=== The data ===

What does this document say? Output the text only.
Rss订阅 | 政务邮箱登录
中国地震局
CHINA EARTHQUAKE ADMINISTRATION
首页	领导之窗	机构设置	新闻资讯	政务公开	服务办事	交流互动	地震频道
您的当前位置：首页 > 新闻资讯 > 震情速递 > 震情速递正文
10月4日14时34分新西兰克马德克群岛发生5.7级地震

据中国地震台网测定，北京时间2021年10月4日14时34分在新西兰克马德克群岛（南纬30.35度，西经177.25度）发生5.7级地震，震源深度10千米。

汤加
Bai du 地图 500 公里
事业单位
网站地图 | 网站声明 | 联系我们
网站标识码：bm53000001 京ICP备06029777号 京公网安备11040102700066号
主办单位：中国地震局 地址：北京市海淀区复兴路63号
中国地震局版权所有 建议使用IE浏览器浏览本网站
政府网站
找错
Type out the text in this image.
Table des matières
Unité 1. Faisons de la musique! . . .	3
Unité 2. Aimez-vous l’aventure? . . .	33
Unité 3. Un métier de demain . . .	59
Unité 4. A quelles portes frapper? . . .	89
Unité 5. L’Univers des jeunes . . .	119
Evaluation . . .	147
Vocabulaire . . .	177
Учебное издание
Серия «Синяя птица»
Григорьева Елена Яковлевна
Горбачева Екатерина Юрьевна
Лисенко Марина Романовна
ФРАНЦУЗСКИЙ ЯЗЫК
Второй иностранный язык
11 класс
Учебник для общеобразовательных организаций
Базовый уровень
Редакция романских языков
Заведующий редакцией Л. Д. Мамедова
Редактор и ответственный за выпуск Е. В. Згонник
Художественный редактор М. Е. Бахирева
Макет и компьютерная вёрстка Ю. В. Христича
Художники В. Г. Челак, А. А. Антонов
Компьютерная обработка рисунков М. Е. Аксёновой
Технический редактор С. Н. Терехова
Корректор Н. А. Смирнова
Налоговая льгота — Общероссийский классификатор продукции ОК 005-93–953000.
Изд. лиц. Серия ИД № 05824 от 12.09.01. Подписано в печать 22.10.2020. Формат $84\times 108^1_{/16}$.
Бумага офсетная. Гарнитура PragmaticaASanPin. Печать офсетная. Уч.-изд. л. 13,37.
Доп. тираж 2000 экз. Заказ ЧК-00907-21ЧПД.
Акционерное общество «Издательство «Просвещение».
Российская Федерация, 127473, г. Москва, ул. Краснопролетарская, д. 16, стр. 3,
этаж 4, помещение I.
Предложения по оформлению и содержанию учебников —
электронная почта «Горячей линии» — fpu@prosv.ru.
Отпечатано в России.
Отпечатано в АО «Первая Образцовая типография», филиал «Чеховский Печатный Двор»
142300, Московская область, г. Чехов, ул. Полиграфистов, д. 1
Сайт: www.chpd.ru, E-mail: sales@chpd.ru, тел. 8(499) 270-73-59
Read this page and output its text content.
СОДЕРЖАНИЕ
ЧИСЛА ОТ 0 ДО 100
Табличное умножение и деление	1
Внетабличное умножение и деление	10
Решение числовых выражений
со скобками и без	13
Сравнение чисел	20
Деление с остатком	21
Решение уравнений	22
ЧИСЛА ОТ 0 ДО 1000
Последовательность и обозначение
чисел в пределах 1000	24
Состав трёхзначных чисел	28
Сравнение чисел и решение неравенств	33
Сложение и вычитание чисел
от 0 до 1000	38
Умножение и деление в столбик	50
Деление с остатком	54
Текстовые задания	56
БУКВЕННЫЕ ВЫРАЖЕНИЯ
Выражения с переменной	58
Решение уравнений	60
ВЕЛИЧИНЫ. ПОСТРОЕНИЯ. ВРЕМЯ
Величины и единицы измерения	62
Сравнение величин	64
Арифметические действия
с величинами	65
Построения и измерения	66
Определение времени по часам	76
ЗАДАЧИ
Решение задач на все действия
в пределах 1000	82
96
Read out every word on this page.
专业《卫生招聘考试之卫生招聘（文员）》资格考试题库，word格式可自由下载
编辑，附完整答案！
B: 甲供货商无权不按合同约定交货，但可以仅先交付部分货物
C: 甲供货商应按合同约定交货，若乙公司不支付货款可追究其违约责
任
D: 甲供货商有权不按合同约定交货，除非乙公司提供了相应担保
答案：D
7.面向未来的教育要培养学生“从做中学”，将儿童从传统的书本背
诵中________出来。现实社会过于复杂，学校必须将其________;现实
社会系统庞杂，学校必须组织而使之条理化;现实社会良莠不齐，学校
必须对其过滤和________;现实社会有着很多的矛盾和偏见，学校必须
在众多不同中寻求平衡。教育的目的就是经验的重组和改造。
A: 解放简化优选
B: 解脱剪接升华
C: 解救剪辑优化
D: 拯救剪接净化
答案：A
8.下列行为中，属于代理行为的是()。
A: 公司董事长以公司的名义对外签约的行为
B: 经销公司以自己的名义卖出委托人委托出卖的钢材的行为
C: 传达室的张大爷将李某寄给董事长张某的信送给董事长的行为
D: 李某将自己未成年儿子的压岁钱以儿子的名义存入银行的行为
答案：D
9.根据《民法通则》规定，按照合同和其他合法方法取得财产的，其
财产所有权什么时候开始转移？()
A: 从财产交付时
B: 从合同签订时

===

# Task description:
The records above should be duplicated in full, exactly as given.

# Reply:
What does this document say? Output the text only.
Rss订阅 | 政务邮箱登录
中国地震局
CHINA EARTHQUAKE ADMINISTRATION
首页	领导之窗	机构设置	新闻资讯	政务公开	服务办事	交流互动	地震频道
您的当前位置：首页 > 新闻资讯 > 震情速递 > 震情速递正文
10月4日14时34分新西兰克马德克群岛发生5.7级地震

据中国地震台网测定，北京时间2021年10月4日14时34分在新西兰克马德克群岛（南纬30.35度，西经177.25度）发生5.7级地震，震源深度10千米。

汤加
Bai du 地图 500 公里
事业单位
网站地图 | 网站声明 | 联系我们
网站标识码：bm53000001 京ICP备06029777号 京公网安备11040102700066号
主办单位：中国地震局 地址：北京市海淀区复兴路63号
中国地震局版权所有 建议使用IE浏览器浏览本网站
政府网站
找错
Type out the text in this image.
Table des matières
Unité 1. Faisons de la musique! . . .	3
Unité 2. Aimez-vous l’aventure? . . .	33
Unité 3. Un métier de demain . . .	59
Unité 4. A quelles portes frapper? . . .	89
Unité 5. L’Univers des jeunes . . .	119
Evaluation . . .	147
Vocabulaire . . .	177
Учебное издание
Серия «Синяя птица»
Григорьева Елена Яковлевна
Горбачева Екатерина Юрьевна
Лисенко Марина Романовна
ФРАНЦУЗСКИЙ ЯЗЫК
Второй иностранный язык
11 класс
Учебник для общеобразовательных организаций
Базовый уровень
Редакция романских языков
Заведующий редакцией Л. Д. Мамедова
Редактор и ответственный за выпуск Е. В. Згонник
Художественный редактор М. Е. Бахирева
Макет и компьютерная вёрстка Ю. В. Христича
Художники В. Г. Челак, А. А. Антонов
Компьютерная обработка рисунков М. Е. Аксёновой
Технический редактор С. Н. Терехова
Корректор Н. А. Смирнова
Налоговая льгота — Общероссийский классификатор продукции ОК 005-93–953000.
Изд. лиц. Серия ИД № 05824 от 12.09.01. Подписано в печать 22.10.2020. Формат $84\times 108^1_{/16}$.
Бумага офсетная. Гарнитура PragmaticaASanPin. Печать офсетная. Уч.-изд. л. 13,37.
Доп. тираж 2000 экз. Заказ ЧК-00907-21ЧПД.
Акционерное общество «Издательство «Просвещение».
Российская Федерация, 127473, г. Москва, ул. Краснопролетарская, д. 16, стр. 3,
этаж 4, помещение I.
Предложения по оформлению и содержанию учебников —
электронная почта «Горячей линии» — fpu@prosv.ru.
Отпечатано в России.
Отпечатано в АО «Первая Образцовая типография», филиал «Чеховский Печатный Двор»
142300, Московская область, г. Чехов, ул. Полиграфистов, д. 1
Сайт: www.chpd.ru, E-mail: sales@chpd.ru, тел. 8(499) 270-73-59
Read this page and output its text content.
СОДЕРЖАНИЕ
ЧИСЛА ОТ 0 ДО 100
Табличное умножение и деление	1
Внетабличное умножение и деление	10
Решение числовых выражений
со скобками и без	13
Сравнение чисел	20
Деление с остатком	21
Решение уравнений	22
ЧИСЛА ОТ 0 ДО 1000
Последовательность и обозначение
чисел в пределах 1000	24
Состав трёхзначных чисел	28
Сравнение чисел и решение неравенств	33
Сложение и вычитание чисел
от 0 до 1000	38
Умножение и деление в столбик	50
Деление с остатком	54
Текстовые задания	56
БУКВЕННЫЕ ВЫРАЖЕНИЯ
Выражения с переменной	58
Решение уравнений	60
ВЕЛИЧИНЫ. ПОСТРОЕНИЯ. ВРЕМЯ
Величины и единицы измерения	62
Сравнение величин	64
Арифметические действия
с величинами	65
Построения и измерения	66
Определение времени по часам	76
ЗАДАЧИ
Решение задач на все действия
в пределах 1000	82
96
Read out every word on this page.
专业《卫生招聘考试之卫生招聘（文员）》资格考试题库，word格式可自由下载
编辑，附完整答案！
B: 甲供货商无权不按合同约定交货，但可以仅先交付部分货物
C: 甲供货商应按合同约定交货，若乙公司不支付货款可追究其违约责
任
D: 甲供货商有权不按合同约定交货，除非乙公司提供了相应担保
答案：D
7.面向未来的教育要培养学生“从做中学”，将儿童从传统的书本背
诵中________出来。现实社会过于复杂，学校必须将其________;现实
社会系统庞杂，学校必须组织而使之条理化;现实社会良莠不齐，学校
必须对其过滤和________;现实社会有着很多的矛盾和偏见，学校必须
在众多不同中寻求平衡。教育的目的就是经验的重组和改造。
A: 解放简化优选
B: 解脱剪接升华
C: 解救剪辑优化
D: 拯救剪接净化
答案：A
8.下列行为中，属于代理行为的是()。
A: 公司董事长以公司的名义对外签约的行为
B: 经销公司以自己的名义卖出委托人委托出卖的钢材的行为
C: 传达室的张大爷将李某寄给董事长张某的信送给董事长的行为
D: 李某将自己未成年儿子的压岁钱以儿子的名义存入银行的行为
答案：D
9.根据《民法通则》规定，按照合同和其他合法方法取得财产的，其
财产所有权什么时候开始转移？()
A: 从财产交付时
B: 从合同签订时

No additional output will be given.